• [GOAL]: Copy out the lines of the entries below word for word, beginning at the line that contains "play-button[interactable]: Play 1/6" and stopping after the line that contains "page-title: Guitar Chords".

• [DATA ENTRIES]:

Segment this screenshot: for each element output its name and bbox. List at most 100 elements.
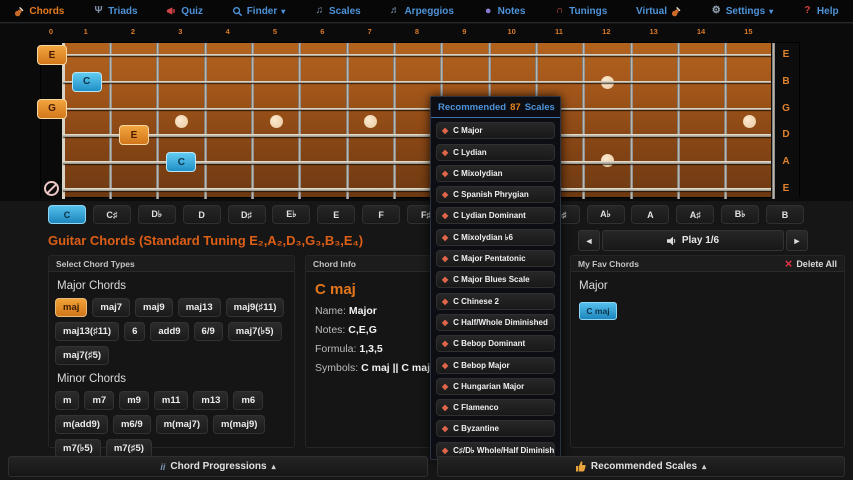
play-button[interactable]: Play 1/6 — [602, 230, 784, 251]
chord-type-button[interactable]: m11 — [154, 391, 189, 410]
note-marker[interactable]: G — [37, 99, 67, 119]
nav-item-quiz[interactable]: Quiz ▾ — [166, 6, 203, 17]
chord-type-button[interactable]: 6 — [124, 322, 145, 341]
chord-type-button[interactable]: m — [55, 391, 79, 410]
page-title: Guitar Chords (Standard Tuning E₂,A₂,D₃,… — [48, 233, 363, 248]
fret-wire — [772, 43, 775, 199]
note-button[interactable]: E♭ — [272, 205, 310, 224]
thumbs-up-icon — [576, 461, 586, 472]
diamond-icon: ◆ — [442, 211, 448, 220]
note-button[interactable]: A — [631, 205, 669, 224]
note-marker[interactable]: C — [166, 152, 196, 172]
gear-icon: ⚙ — [711, 6, 722, 17]
note-button[interactable]: B — [766, 205, 804, 224]
scale-item[interactable]: ◆ C Flamenco — [436, 399, 555, 416]
scale-item[interactable]: ◆ C Bebop Dominant — [436, 335, 555, 352]
scales-count: 87 — [510, 102, 521, 113]
scale-item[interactable]: ◆ C Mixolydian ♭6 — [436, 229, 555, 246]
music-notes-icon: ♫ — [314, 6, 325, 17]
scale-item[interactable]: ◆ C Major Pentatonic — [436, 250, 555, 267]
chord-type-button[interactable]: m(maj9) — [213, 415, 265, 434]
scale-item[interactable]: ◆ C Mixolydian — [436, 165, 555, 182]
note-marker[interactable]: E — [119, 125, 149, 145]
fret-number: 7 — [362, 27, 378, 36]
chord-type-button[interactable]: maj9(♯11) — [226, 298, 285, 317]
nav-item-help[interactable]: ? Help ▾ — [802, 6, 839, 17]
nav-item-finder[interactable]: Finder ▾ — [232, 6, 286, 17]
chord-type-button[interactable]: m(maj7) — [156, 415, 208, 434]
fret-wire — [109, 43, 112, 199]
nav-item-tunings[interactable]: ∩ Tunings ▾ — [554, 6, 607, 17]
chord-type-button[interactable]: maj7(♯5) — [55, 346, 109, 365]
note-button[interactable]: F — [362, 205, 400, 224]
nav-item-notes[interactable]: ● Notes ▾ — [483, 6, 526, 17]
scale-item[interactable]: ◆ C Byzantine — [436, 420, 555, 437]
chord-type-button[interactable]: m6 — [233, 391, 263, 410]
note-button[interactable]: D — [183, 205, 221, 224]
nav-item-chords[interactable]: Chords ▾ — [14, 6, 64, 17]
diamond-icon: ◆ — [442, 190, 448, 199]
note-marker[interactable]: E — [37, 45, 67, 65]
diamond-icon: ◆ — [442, 403, 448, 412]
recommended-scales-bar[interactable]: Recommended Scales ▴ — [437, 456, 845, 477]
chord-type-button[interactable]: m7 — [84, 391, 114, 410]
scale-item[interactable]: ◆ C Half/Whole Diminished — [436, 314, 555, 331]
scale-item[interactable]: ◆ C Major — [436, 122, 555, 139]
guitar-icon — [14, 6, 25, 17]
fret-wire — [393, 43, 396, 199]
note-button[interactable]: C♯ — [93, 205, 131, 224]
nav-item-arpeggios[interactable]: ♬ Arpeggios ▾ — [389, 6, 453, 17]
nav-item-virtual[interactable]: Virtual ▾ — [636, 6, 682, 17]
fav-chord-chip[interactable]: C maj — [579, 302, 617, 320]
nav-item-settings[interactable]: ⚙ Settings ▾ — [711, 6, 773, 17]
scale-item[interactable]: ◆ C Chinese 2 — [436, 293, 555, 310]
delete-all-button[interactable]: × Delete All — [785, 257, 837, 270]
next-chord-button[interactable]: ► — [786, 230, 808, 251]
question-icon: ? — [802, 6, 813, 17]
note-button[interactable]: C — [48, 205, 86, 224]
chord-type-button[interactable]: maj — [55, 298, 87, 317]
arpeggio-icon: ♬ — [389, 6, 400, 17]
note-button[interactable]: B♭ — [721, 205, 759, 224]
note-button[interactable]: A♭ — [587, 205, 625, 224]
chord-type-button[interactable]: maj7(♭5) — [228, 322, 282, 341]
chord-type-button[interactable]: m(add9) — [55, 415, 108, 434]
roman-numeral-icon: ii — [160, 462, 165, 472]
chord-type-button[interactable]: m9 — [119, 391, 149, 410]
chevron-down-icon: ▾ — [769, 7, 773, 16]
chord-type-button[interactable]: maj13 — [178, 298, 221, 317]
chord-progressions-bar[interactable]: ii Chord Progressions ▴ — [8, 456, 428, 477]
nav-item-scales[interactable]: ♫ Scales ▾ — [314, 6, 361, 17]
chord-type-button[interactable]: add9 — [150, 322, 188, 341]
scale-item[interactable]: ◆ C Spanish Phrygian — [436, 186, 555, 203]
magnifier-icon — [232, 6, 243, 17]
muted-string-icon[interactable] — [44, 181, 59, 196]
scale-item[interactable]: ◆ C Bebop Major — [436, 357, 555, 374]
chord-type-button[interactable]: m13 — [193, 391, 228, 410]
fret-wire — [582, 43, 585, 199]
note-button[interactable]: E — [317, 205, 355, 224]
chord-type-button[interactable]: maj7 — [92, 298, 130, 317]
fretboard[interactable]: EBGDAEECGEC — [40, 42, 800, 198]
inlay-dot — [175, 115, 188, 128]
string-label: B — [776, 76, 796, 87]
note-button[interactable]: A♯ — [676, 205, 714, 224]
scale-item[interactable]: ◆ C Lydian Dominant — [436, 207, 555, 224]
fretboard-stage: EBGDAEECGEC 0123456789101112131415 — [0, 24, 853, 201]
prev-chord-button[interactable]: ◄ — [578, 230, 600, 251]
chord-type-button[interactable]: maj9 — [135, 298, 173, 317]
scale-item[interactable]: ◆ C Major Blues Scale — [436, 271, 555, 288]
chord-type-button[interactable]: m6/9 — [113, 415, 151, 434]
notes-icon: ● — [483, 6, 494, 17]
chord-type-button[interactable]: maj13(♯11) — [55, 322, 119, 341]
panel-fav-chords: My Fav Chords × Delete All Major C maj — [570, 255, 845, 448]
panel-chord-types: Select Chord Types Major Chords majmaj7m… — [48, 255, 295, 448]
note-button[interactable]: D♯ — [228, 205, 266, 224]
nav-item-triads[interactable]: Ψ Triads ▾ — [93, 6, 137, 17]
nut — [62, 43, 65, 199]
note-marker[interactable]: C — [72, 72, 102, 92]
chord-type-button[interactable]: 6/9 — [194, 322, 223, 341]
scale-item[interactable]: ◆ C Lydian — [436, 144, 555, 161]
note-button[interactable]: D♭ — [138, 205, 176, 224]
scale-item[interactable]: ◆ C Hungarian Major — [436, 378, 555, 395]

• [ANSWER FOR THE TASK]:
play-button[interactable]: Play 1/6 — [602, 230, 784, 251]
chord-type-button[interactable]: m11 — [154, 391, 189, 410]
note-marker[interactable]: G — [37, 99, 67, 119]
nav-item-quiz[interactable]: Quiz ▾ — [166, 6, 203, 17]
chord-type-button[interactable]: 6 — [124, 322, 145, 341]
chord-type-button[interactable]: m — [55, 391, 79, 410]
page-title: Guitar Chords (Standard Tuning E₂,A₂,D₃,… — [48, 233, 363, 248]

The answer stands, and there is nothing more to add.